TASK GOAL: Can you output every line of the source data below, reproduced without a single change?

Source data:
━━━━━━━━━━━━━━━━

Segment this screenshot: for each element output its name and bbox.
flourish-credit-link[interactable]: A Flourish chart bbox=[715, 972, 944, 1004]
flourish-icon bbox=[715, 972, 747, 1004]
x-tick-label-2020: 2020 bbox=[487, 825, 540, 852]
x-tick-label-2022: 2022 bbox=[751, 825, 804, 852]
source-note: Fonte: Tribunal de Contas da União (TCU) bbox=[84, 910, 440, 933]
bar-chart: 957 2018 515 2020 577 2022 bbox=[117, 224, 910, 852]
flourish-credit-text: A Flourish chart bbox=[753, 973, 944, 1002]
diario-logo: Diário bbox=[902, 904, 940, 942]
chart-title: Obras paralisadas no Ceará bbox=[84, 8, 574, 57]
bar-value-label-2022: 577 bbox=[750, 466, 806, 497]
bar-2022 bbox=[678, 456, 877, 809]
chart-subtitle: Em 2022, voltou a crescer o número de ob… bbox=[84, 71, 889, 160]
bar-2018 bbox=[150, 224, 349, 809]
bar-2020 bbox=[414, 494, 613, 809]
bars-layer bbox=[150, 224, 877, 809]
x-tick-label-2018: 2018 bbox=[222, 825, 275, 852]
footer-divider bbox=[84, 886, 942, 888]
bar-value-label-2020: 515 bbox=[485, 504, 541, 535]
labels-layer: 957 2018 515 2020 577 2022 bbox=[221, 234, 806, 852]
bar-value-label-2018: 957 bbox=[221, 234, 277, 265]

━━━━━━━━━━━━━━━━

THE OUTPUT:
Segment this screenshot: for each element output its name and bbox.
flourish-credit-link[interactable]: A Flourish chart bbox=[715, 972, 944, 1004]
flourish-icon bbox=[715, 972, 747, 1004]
x-tick-label-2020: 2020 bbox=[487, 825, 540, 852]
x-tick-label-2022: 2022 bbox=[751, 825, 804, 852]
source-note: Fonte: Tribunal de Contas da União (TCU) bbox=[84, 910, 440, 933]
bar-chart: 957 2018 515 2020 577 2022 bbox=[117, 224, 910, 852]
flourish-credit-text: A Flourish chart bbox=[753, 973, 944, 1002]
diario-logo: Diário bbox=[902, 904, 940, 942]
chart-title: Obras paralisadas no Ceará bbox=[84, 8, 574, 57]
bar-value-label-2022: 577 bbox=[750, 466, 806, 497]
bar-2022 bbox=[678, 456, 877, 809]
chart-subtitle: Em 2022, voltou a crescer o número de ob… bbox=[84, 71, 889, 160]
bar-2018 bbox=[150, 224, 349, 809]
bar-2020 bbox=[414, 494, 613, 809]
bars-layer bbox=[150, 224, 877, 809]
x-tick-label-2018: 2018 bbox=[222, 825, 275, 852]
footer-divider bbox=[84, 886, 942, 888]
bar-value-label-2020: 515 bbox=[485, 504, 541, 535]
labels-layer: 957 2018 515 2020 577 2022 bbox=[221, 234, 806, 852]
bar-value-label-2018: 957 bbox=[221, 234, 277, 265]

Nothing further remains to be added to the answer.